DATA FOR THIS TASK:
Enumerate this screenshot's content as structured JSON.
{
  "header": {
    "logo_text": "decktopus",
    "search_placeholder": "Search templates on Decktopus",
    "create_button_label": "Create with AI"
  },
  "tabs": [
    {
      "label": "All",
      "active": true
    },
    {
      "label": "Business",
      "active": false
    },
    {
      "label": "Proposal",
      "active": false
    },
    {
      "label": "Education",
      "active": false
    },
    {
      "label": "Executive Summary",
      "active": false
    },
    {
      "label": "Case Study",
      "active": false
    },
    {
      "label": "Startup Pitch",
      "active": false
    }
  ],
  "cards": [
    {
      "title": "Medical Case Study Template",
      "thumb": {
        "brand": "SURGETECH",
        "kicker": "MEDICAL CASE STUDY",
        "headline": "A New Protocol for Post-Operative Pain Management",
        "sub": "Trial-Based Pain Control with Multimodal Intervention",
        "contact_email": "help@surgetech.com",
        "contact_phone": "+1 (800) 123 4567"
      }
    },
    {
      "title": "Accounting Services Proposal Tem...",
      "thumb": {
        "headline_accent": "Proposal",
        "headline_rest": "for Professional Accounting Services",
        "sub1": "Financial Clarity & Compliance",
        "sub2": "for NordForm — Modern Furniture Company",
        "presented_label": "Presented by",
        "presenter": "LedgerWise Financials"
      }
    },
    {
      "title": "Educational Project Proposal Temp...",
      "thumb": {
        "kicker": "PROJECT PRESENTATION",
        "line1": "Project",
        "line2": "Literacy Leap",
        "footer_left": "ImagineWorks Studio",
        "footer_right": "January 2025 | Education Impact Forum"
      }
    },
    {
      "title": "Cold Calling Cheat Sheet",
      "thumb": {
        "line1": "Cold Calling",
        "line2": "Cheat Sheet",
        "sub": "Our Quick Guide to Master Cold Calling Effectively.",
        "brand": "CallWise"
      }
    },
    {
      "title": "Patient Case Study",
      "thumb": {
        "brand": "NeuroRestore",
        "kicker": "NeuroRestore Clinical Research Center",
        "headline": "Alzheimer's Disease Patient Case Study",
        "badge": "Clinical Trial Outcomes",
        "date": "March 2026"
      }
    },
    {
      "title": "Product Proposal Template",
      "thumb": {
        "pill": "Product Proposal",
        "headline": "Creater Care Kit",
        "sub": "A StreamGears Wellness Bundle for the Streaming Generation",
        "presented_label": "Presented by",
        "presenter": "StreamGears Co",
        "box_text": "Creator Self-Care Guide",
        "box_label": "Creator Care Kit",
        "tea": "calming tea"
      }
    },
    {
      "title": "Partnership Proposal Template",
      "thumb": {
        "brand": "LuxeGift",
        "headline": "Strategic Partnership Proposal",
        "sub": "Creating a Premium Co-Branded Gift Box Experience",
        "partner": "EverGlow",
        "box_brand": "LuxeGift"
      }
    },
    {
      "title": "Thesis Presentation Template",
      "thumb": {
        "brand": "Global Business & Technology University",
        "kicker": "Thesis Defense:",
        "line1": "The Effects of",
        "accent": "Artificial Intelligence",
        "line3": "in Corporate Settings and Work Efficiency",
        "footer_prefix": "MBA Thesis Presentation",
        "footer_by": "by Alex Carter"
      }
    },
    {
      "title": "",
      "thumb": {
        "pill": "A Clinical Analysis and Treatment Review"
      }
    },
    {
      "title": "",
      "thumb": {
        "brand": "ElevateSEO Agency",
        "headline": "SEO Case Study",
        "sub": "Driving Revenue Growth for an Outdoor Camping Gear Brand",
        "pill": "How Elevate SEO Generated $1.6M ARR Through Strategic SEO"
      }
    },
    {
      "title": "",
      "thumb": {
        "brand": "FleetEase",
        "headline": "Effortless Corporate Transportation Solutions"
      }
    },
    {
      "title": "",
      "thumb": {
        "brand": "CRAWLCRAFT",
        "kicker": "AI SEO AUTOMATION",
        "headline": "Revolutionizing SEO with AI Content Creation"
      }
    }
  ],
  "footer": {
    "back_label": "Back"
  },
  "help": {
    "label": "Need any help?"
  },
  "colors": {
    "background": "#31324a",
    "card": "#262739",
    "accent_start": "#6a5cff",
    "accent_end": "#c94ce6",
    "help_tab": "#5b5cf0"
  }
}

* * *

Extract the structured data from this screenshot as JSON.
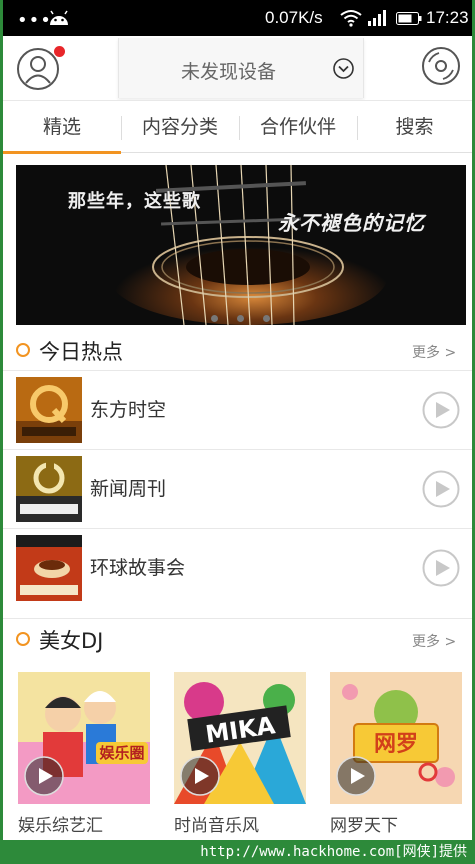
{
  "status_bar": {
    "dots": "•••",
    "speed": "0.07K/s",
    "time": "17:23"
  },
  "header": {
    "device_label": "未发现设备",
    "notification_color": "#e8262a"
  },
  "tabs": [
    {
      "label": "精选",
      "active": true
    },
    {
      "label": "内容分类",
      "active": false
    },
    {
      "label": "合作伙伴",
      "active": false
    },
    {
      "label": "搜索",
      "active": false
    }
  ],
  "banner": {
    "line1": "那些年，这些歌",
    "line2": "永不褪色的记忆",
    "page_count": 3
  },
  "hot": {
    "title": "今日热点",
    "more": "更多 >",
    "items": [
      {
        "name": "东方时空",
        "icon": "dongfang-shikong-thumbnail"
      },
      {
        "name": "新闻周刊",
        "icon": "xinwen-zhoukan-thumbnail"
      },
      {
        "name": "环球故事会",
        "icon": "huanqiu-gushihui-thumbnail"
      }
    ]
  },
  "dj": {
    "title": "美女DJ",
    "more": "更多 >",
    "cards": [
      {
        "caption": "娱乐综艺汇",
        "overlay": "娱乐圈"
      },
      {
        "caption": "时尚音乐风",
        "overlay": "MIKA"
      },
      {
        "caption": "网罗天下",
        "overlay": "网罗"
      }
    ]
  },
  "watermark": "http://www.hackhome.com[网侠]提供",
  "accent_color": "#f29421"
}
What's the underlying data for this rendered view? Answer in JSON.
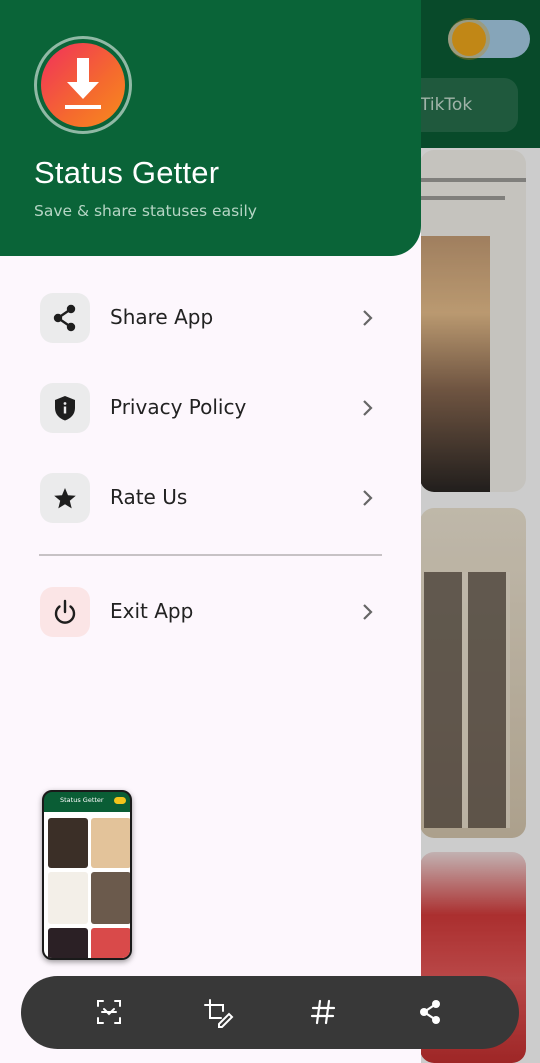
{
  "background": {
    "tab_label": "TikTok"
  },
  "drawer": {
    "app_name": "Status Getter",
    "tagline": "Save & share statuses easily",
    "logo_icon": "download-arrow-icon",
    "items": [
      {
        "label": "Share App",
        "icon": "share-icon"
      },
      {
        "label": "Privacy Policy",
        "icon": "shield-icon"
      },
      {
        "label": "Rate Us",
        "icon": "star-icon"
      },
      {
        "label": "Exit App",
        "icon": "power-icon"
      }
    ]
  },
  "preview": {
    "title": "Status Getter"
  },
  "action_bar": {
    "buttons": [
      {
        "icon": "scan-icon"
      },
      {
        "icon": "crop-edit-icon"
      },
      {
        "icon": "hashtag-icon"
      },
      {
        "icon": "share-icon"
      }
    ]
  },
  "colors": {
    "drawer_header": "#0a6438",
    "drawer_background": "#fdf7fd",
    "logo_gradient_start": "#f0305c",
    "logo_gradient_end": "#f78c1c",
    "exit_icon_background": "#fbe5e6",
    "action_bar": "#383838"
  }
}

SHORT EXERCISE:
Among the lines of the records above, count those holding the string "Services", and report only the number.

OUTPUT:
2